**Job:** Tally up the lines where the string "России" appears; reply with the number only.

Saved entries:

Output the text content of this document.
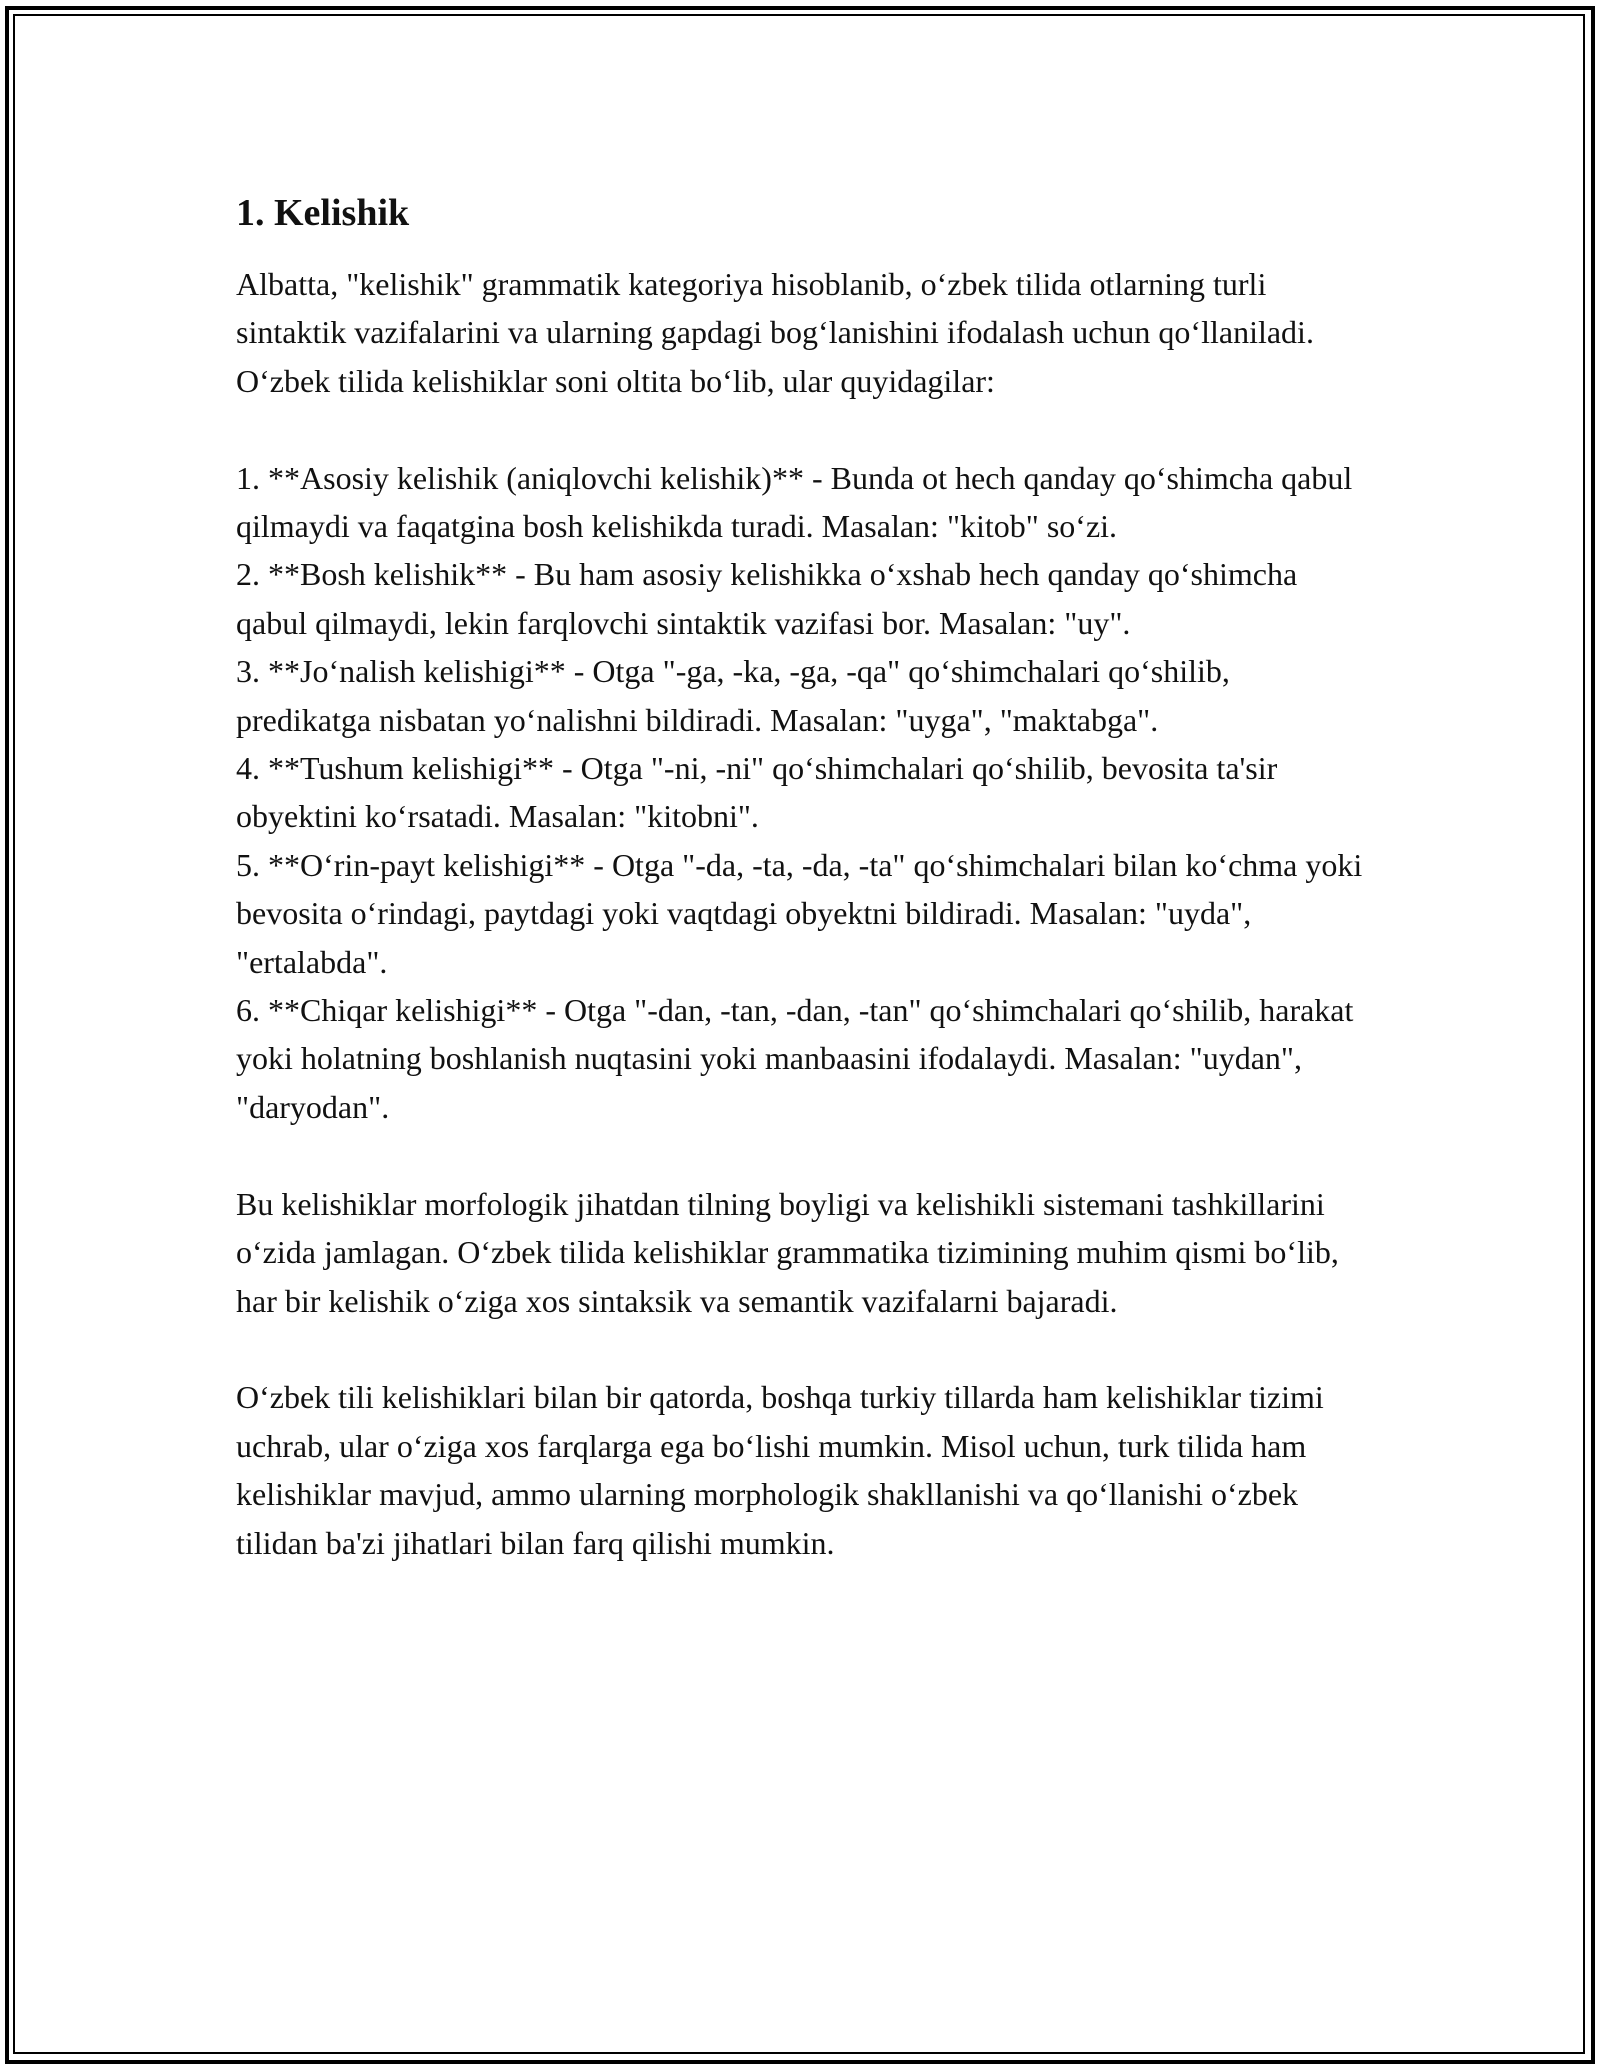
1. Kelishik

Albatta, "kelishik" grammatik kategoriya hisoblanib, o‘zbek tilida otlarning turli sintaktik vazifalarini va ularning gapdagi bog‘lanishini ifodalash uchun qo‘llaniladi. O‘zbek tilida kelishiklar soni oltita bo‘lib, ular quyidagilar:

1. **Asosiy kelishik (aniqlovchi kelishik)** - Bunda ot hech qanday qo‘shimcha qabul qilmaydi va faqatgina bosh kelishikda turadi. Masalan: "kitob" so‘zi.
2. **Bosh kelishik** - Bu ham asosiy kelishikka o‘xshab hech qanday qo‘shimcha qabul qilmaydi, lekin farqlovchi sintaktik vazifasi bor. Masalan: "uy".
3. **Jo‘nalish kelishigi** - Otga "-ga, -ka, -ga, -qa" qo‘shimchalari qo‘shilib, predikatga nisbatan yo‘nalishni bildiradi. Masalan: "uyga", "maktabga".
4. **Tushum kelishigi** - Otga "-ni, -ni" qo‘shimchalari qo‘shilib, bevosita ta'sir obyektini ko‘rsatadi. Masalan: "kitobni".
5. **O‘rin-payt kelishigi** - Otga "-da, -ta, -da, -ta" qo‘shimchalari bilan ko‘chma yoki bevosita o‘rindagi, paytdagi yoki vaqtdagi obyektni bildiradi. Masalan: "uyda", "ertalabda".
6. **Chiqar kelishigi** - Otga "-dan, -tan, -dan, -tan" qo‘shimchalari qo‘shilib, harakat yoki holatning boshlanish nuqtasini yoki manbaasini ifodalaydi. Masalan: "uydan", "daryodan".

Bu kelishiklar morfologik jihatdan tilning boyligi va kelishikli sistemani tashkillarini o‘zida jamlagan. O‘zbek tilida kelishiklar grammatika tizimining muhim qismi bo‘lib, har bir kelishik o‘ziga xos sintaksik va semantik vazifalarni bajaradi.

O‘zbek tili kelishiklari bilan bir qatorda, boshqa turkiy tillarda ham kelishiklar tizimi uchrab, ular o‘ziga xos farqlarga ega bo‘lishi mumkin. Misol uchun, turk tilida ham kelishiklar mavjud, ammo ularning morphologik shakllanishi va qo‘llanishi o‘zbek tilidan ba'zi jihatlari bilan farq qilishi mumkin.
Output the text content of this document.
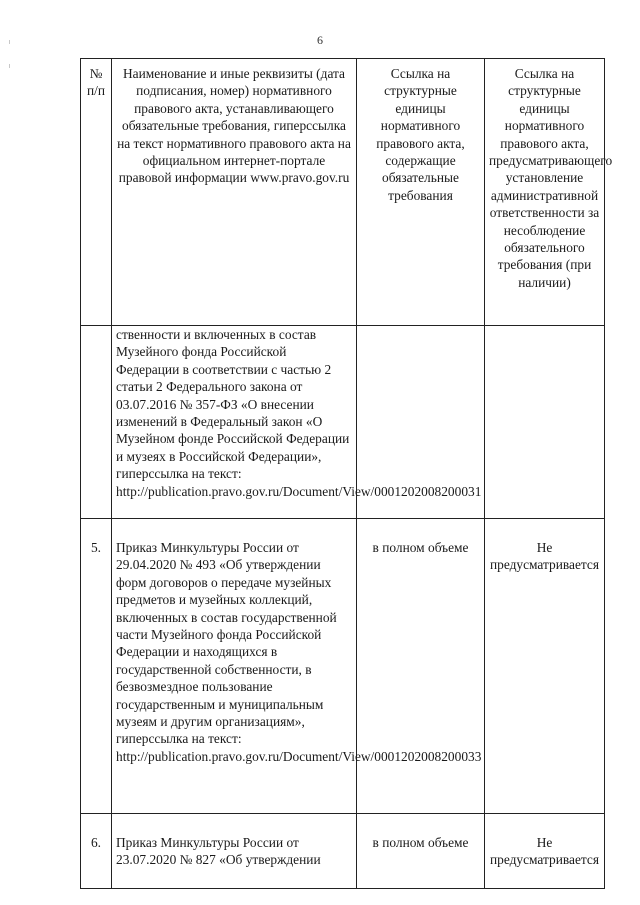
6
№
п/п	Наименование и иные реквизиты (дата подписания, номер) нормативного правового акта, устанавливающего обязательные требования, гиперссылка на текст нормативного правового акта на официальном интернет-портале правовой информации www.pravo.gov.ru	Ссылка на структурные единицы нормативного правового акта, содержащие обязательные требования	Ссылка на структурные единицы нормативного правового акта, предусматривающего установление административной ответственности за несоблюдение обязательного требования (при наличии)

	ственности и включенных в состав Музейного фонда Российской Федерации в соответствии с частью 2 статьи 2 Федерального закона от 03.07.2016 № 357-ФЗ «О внесении изменений в Федеральный закон «О Музейном фонде Российской Федерации и музеях в Российской Федерации», гиперссылка на текст: http://publication.pravo.gov.ru/Document/View/0001202008200031		

5.	Приказ Минкультуры России от 29.04.2020 № 493 «Об утверждении форм договоров о передаче музейных предметов и музейных коллекций, включенных в состав государственной части Музейного фонда Российской Федерации и находящихся в государственной собственности, в безвозмездное пользование государственным и муниципальным музеям и другим организациям», гиперссылка на текст: http://publication.pravo.gov.ru/Document/View/0001202008200033	в полном объеме	Не предусматривается

6.	Приказ Минкультуры России от 23.07.2020 № 827 «Об утверждении	в полном объеме	Не предусматривается
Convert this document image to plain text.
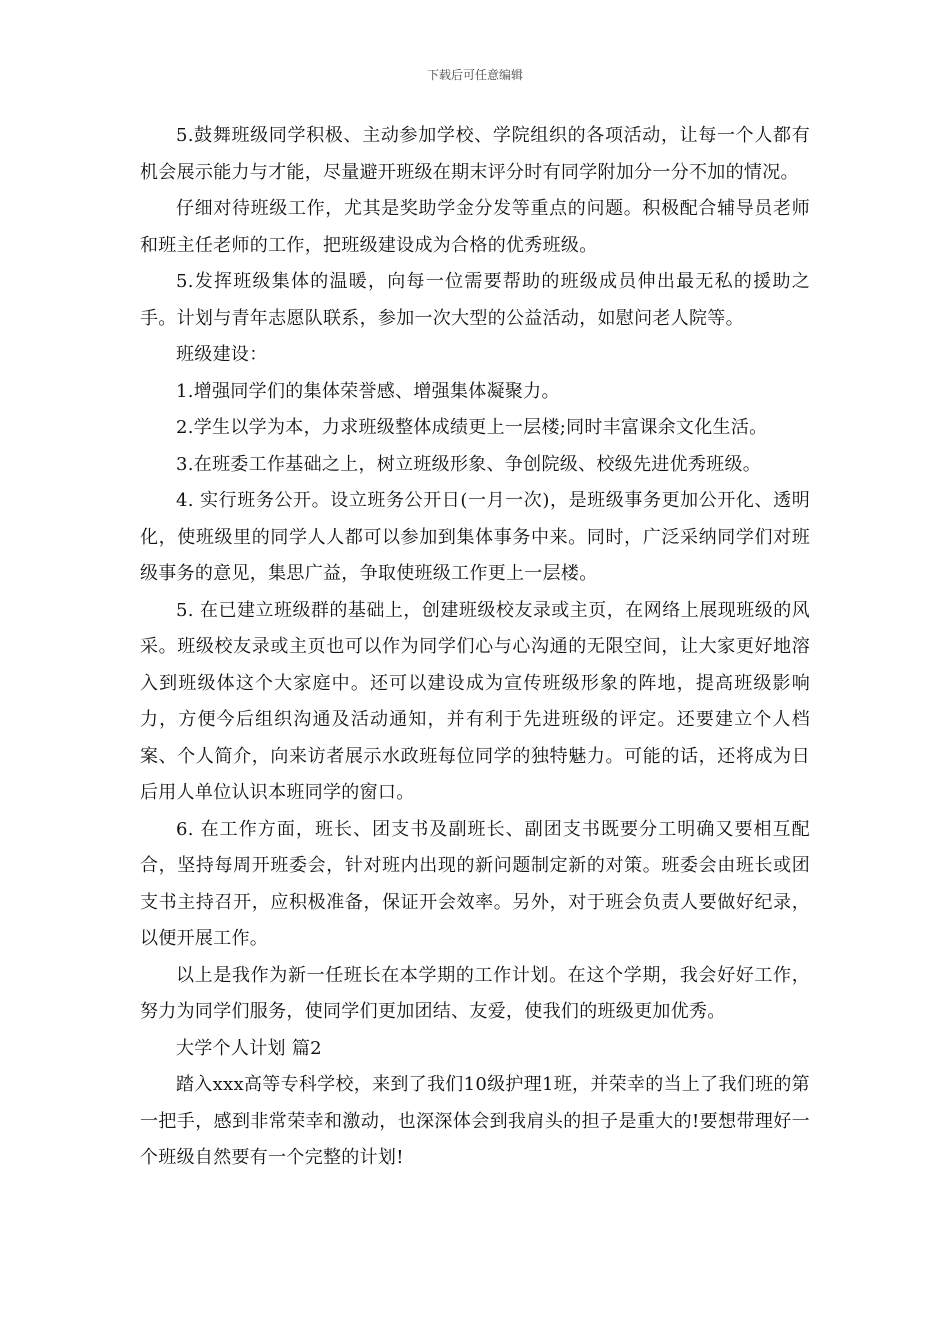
下载后可任意编辑

5.鼓舞班级同学积极、主动参加学校、学院组织的各项活动，让每一个人都有机会展示能力与才能，尽量避开班级在期末评分时有同学附加分一分不加的情况。

仔细对待班级工作，尤其是奖助学金分发等重点的问题。积极配合辅导员老师和班主任老师的工作，把班级建设成为合格的优秀班级。

5.发挥班级集体的温暖，向每一位需要帮助的班级成员伸出最无私的援助之手。计划与青年志愿队联系，参加一次大型的公益活动，如慰问老人院等。

班级建设：

1.增强同学们的集体荣誉感、增强集体凝聚力。

2.学生以学为本，力求班级整体成绩更上一层楼;同时丰富课余文化生活。

3.在班委工作基础之上，树立班级形象、争创院级、校级先进优秀班级。

4. 实行班务公开。设立班务公开日(一月一次)，是班级事务更加公开化、透明化，使班级里的同学人人都可以参加到集体事务中来。同时，广泛采纳同学们对班级事务的意见，集思广益，争取使班级工作更上一层楼。

5. 在已建立班级群的基础上，创建班级校友录或主页，在网络上展现班级的风采。班级校友录或主页也可以作为同学们心与心沟通的无限空间，让大家更好地溶入到班级体这个大家庭中。还可以建设成为宣传班级形象的阵地，提高班级影响力，方便今后组织沟通及活动通知，并有利于先进班级的评定。还要建立个人档案、个人简介，向来访者展示水政班每位同学的独特魅力。可能的话，还将成为日后用人单位认识本班同学的窗口。

6. 在工作方面，班长、团支书及副班长、副团支书既要分工明确又要相互配合，坚持每周开班委会，针对班内出现的新问题制定新的对策。班委会由班长或团支书主持召开，应积极准备，保证开会效率。另外，对于班会负责人要做好纪录，以便开展工作。

以上是我作为新一任班长在本学期的工作计划。在这个学期，我会好好工作，努力为同学们服务，使同学们更加团结、友爱，使我们的班级更加优秀。

大学个人计划 篇2

踏入xxx高等专科学校，来到了我们10级护理1班，并荣幸的当上了我们班的第一把手，感到非常荣幸和激动，也深深体会到我肩头的担子是重大的!要想带理好一个班级自然要有一个完整的计划!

**Written solution:** 2